Collection entries:
---
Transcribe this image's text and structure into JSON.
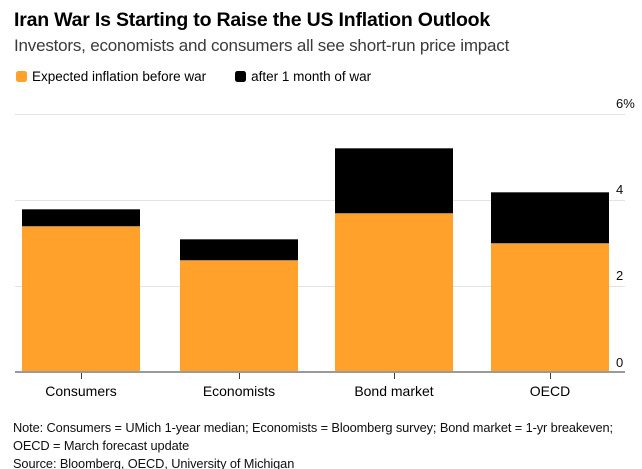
{
  "header": {
    "title": "Iran War Is Starting to Raise the US Inflation Outlook",
    "subtitle": "Investors, economists and consumers all see short-run price impact"
  },
  "legend": {
    "items": [
      {
        "label": "Expected inflation before war",
        "color": "#FFA12B"
      },
      {
        "label": "after 1 month of war",
        "color": "#000000"
      }
    ]
  },
  "chart_data": {
    "type": "bar",
    "stacked": true,
    "title": "Iran War Is Starting to Raise the US Inflation Outlook",
    "subtitle": "Investors, economists and consumers all see short-run price impact",
    "categories": [
      "Consumers",
      "Economists",
      "Bond market",
      "OECD"
    ],
    "series": [
      {
        "name": "Expected inflation before war",
        "color": "#FFA12B",
        "values": [
          3.4,
          2.6,
          3.7,
          3.0
        ]
      },
      {
        "name": "after 1 month of war",
        "color": "#000000",
        "values": [
          0.4,
          0.5,
          1.5,
          1.2
        ],
        "stack_totals_after_war": [
          3.8,
          3.1,
          5.2,
          4.2
        ]
      }
    ],
    "y_axis": {
      "unit": "%",
      "ylim": [
        0,
        6
      ],
      "ticks": [
        0,
        2,
        4,
        6
      ],
      "tick_labels": [
        "0",
        "2",
        "4",
        "6%"
      ],
      "labels_position": "right",
      "grid": true
    },
    "legend_position": "top-left"
  },
  "footer": {
    "note_line1": "Note: Consumers = UMich 1-year median; Economists = Bloomberg survey; Bond market = 1-yr breakeven;",
    "note_line2": "OECD = March forecast update",
    "source": "Source: Bloomberg, OECD, University of Michigan"
  }
}
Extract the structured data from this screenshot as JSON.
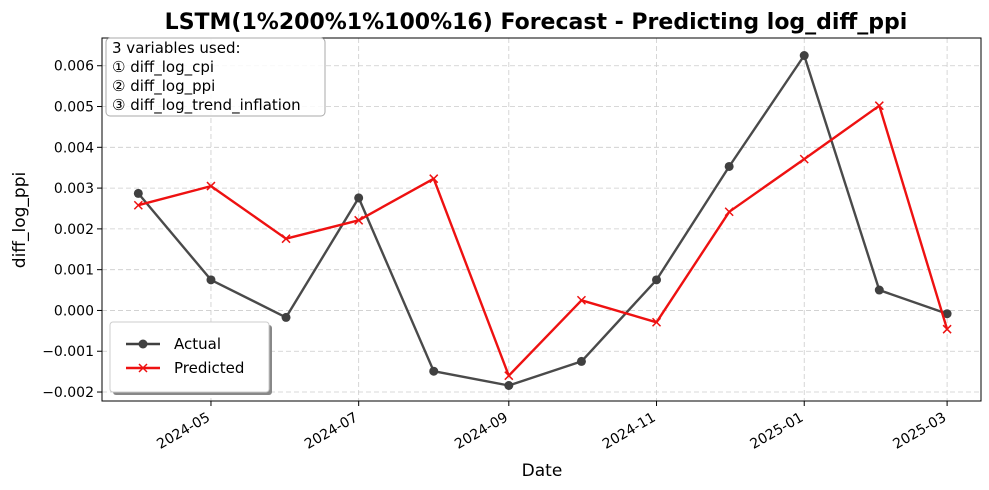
---
> [Given problem]: Reproduce the full listing above verbatim, with no pictures included.

> [The completed task]:
Transcribe this image's text and structure into JSON.
{
  "header": {
    "title": "Iran War Is Starting to Raise the US Inflation Outlook",
    "subtitle": "Investors, economists and consumers all see short-run price impact"
  },
  "legend": {
    "items": [
      {
        "label": "Expected inflation before war",
        "color": "#FFA12B"
      },
      {
        "label": "after 1 month of war",
        "color": "#000000"
      }
    ]
  },
  "chart_data": {
    "type": "bar",
    "stacked": true,
    "title": "Iran War Is Starting to Raise the US Inflation Outlook",
    "subtitle": "Investors, economists and consumers all see short-run price impact",
    "categories": [
      "Consumers",
      "Economists",
      "Bond market",
      "OECD"
    ],
    "series": [
      {
        "name": "Expected inflation before war",
        "color": "#FFA12B",
        "values": [
          3.4,
          2.6,
          3.7,
          3.0
        ]
      },
      {
        "name": "after 1 month of war",
        "color": "#000000",
        "values": [
          0.4,
          0.5,
          1.5,
          1.2
        ],
        "stack_totals_after_war": [
          3.8,
          3.1,
          5.2,
          4.2
        ]
      }
    ],
    "y_axis": {
      "unit": "%",
      "ylim": [
        0,
        6
      ],
      "ticks": [
        0,
        2,
        4,
        6
      ],
      "tick_labels": [
        "0",
        "2",
        "4",
        "6%"
      ],
      "labels_position": "right",
      "grid": true
    },
    "legend_position": "top-left"
  },
  "footer": {
    "note_line1": "Note: Consumers = UMich 1-year median; Economists = Bloomberg survey; Bond market = 1-yr breakeven;",
    "note_line2": "OECD = March forecast update",
    "source": "Source: Bloomberg, OECD, University of Michigan"
  }
}
Extract the structured data from this screenshot as JSON.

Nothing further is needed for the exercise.